# Entries provided start
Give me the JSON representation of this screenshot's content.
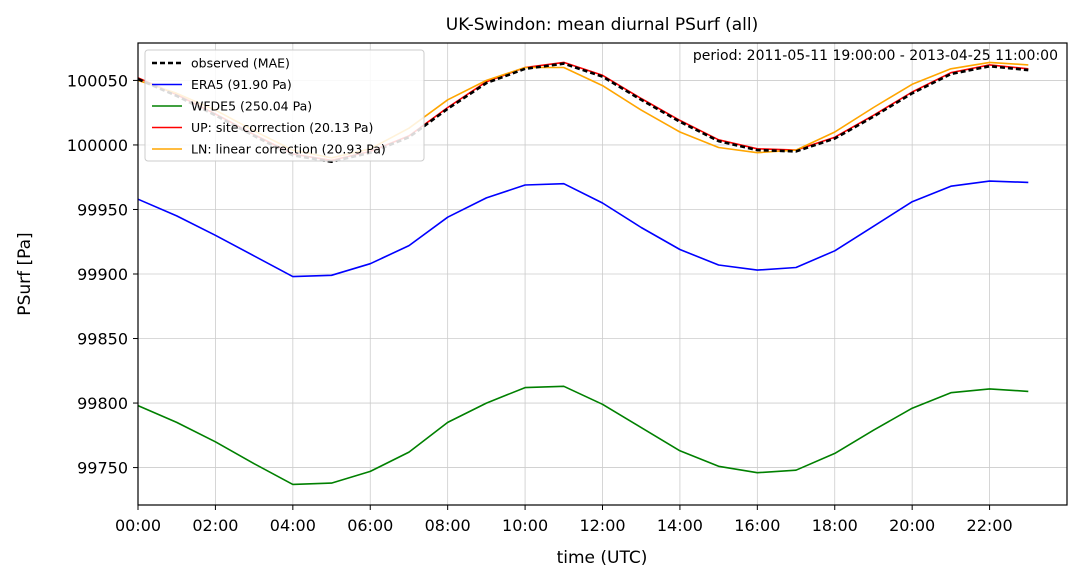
{
  "chart_data": {
    "type": "line",
    "title": "UK-Swindon: mean diurnal PSurf (all)",
    "annotation": "period: 2011-05-11 19:00:00 - 2013-04-25 11:00:00",
    "xlabel": "time (UTC)",
    "ylabel": "PSurf [Pa]",
    "x": [
      0,
      1,
      2,
      3,
      4,
      5,
      6,
      7,
      8,
      9,
      10,
      11,
      12,
      13,
      14,
      15,
      16,
      17,
      18,
      19,
      20,
      21,
      22,
      23
    ],
    "x_ticks": [
      "00:00",
      "02:00",
      "04:00",
      "06:00",
      "08:00",
      "10:00",
      "12:00",
      "14:00",
      "16:00",
      "18:00",
      "20:00",
      "22:00"
    ],
    "y_ticks": [
      "99750",
      "99800",
      "99850",
      "99900",
      "99950",
      "100000",
      "100050"
    ],
    "xlim": [
      0,
      24
    ],
    "ylim": [
      99721,
      100079
    ],
    "grid": true,
    "legend_position": "top-left",
    "series": [
      {
        "name": "observed (MAE)",
        "color": "#000000",
        "dash": true,
        "values": [
          100051,
          100038,
          100023,
          100007,
          99992,
          99987,
          99994,
          100006,
          100028,
          100048,
          100059,
          100063,
          100053,
          100035,
          100018,
          100003,
          99996,
          99995,
          100005,
          100022,
          100040,
          100055,
          100061,
          100058
        ]
      },
      {
        "name": "ERA5 (91.90 Pa)",
        "color": "#0000ff",
        "dash": false,
        "values": [
          99958,
          99945,
          99930,
          99914,
          99898,
          99899,
          99908,
          99922,
          99944,
          99959,
          99969,
          99970,
          99955,
          99936,
          99919,
          99907,
          99903,
          99905,
          99918,
          99937,
          99956,
          99968,
          99972,
          99971
        ]
      },
      {
        "name": "WFDE5 (250.04 Pa)",
        "color": "#008000",
        "dash": false,
        "values": [
          99798,
          99785,
          99770,
          99753,
          99737,
          99738,
          99747,
          99762,
          99785,
          99800,
          99812,
          99813,
          99799,
          99781,
          99763,
          99751,
          99746,
          99748,
          99761,
          99779,
          99796,
          99808,
          99811,
          99809
        ]
      },
      {
        "name": "UP: site correction (20.13 Pa)",
        "color": "#ff0000",
        "dash": false,
        "values": [
          100052,
          100039,
          100024,
          100008,
          99993,
          99988,
          99995,
          100007,
          100029,
          100049,
          100060,
          100064,
          100054,
          100036,
          100019,
          100004,
          99997,
          99996,
          100006,
          100023,
          100041,
          100056,
          100062,
          100059
        ]
      },
      {
        "name": "LN: linear correction (20.93 Pa)",
        "color": "#ffa500",
        "dash": false,
        "values": [
          100050,
          100040,
          100027,
          100011,
          99996,
          99990,
          99997,
          100013,
          100035,
          100050,
          100060,
          100060,
          100046,
          100027,
          100010,
          99998,
          99994,
          99996,
          100010,
          100029,
          100047,
          100059,
          100064,
          100062
        ]
      }
    ]
  }
}
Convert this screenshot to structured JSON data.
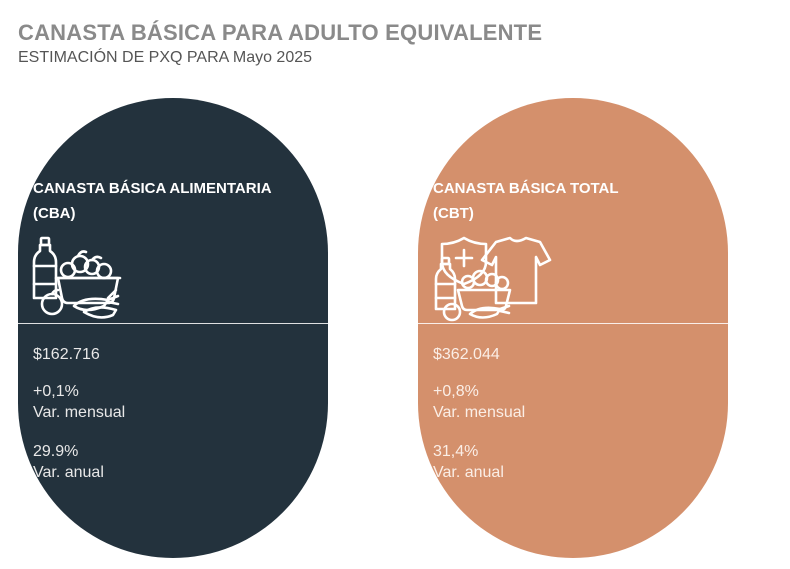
# Entries provided end
List every line above containing the word "JSON".

Give me the JSON representation of this screenshot's content.
Convert this screenshot to structured JSON data.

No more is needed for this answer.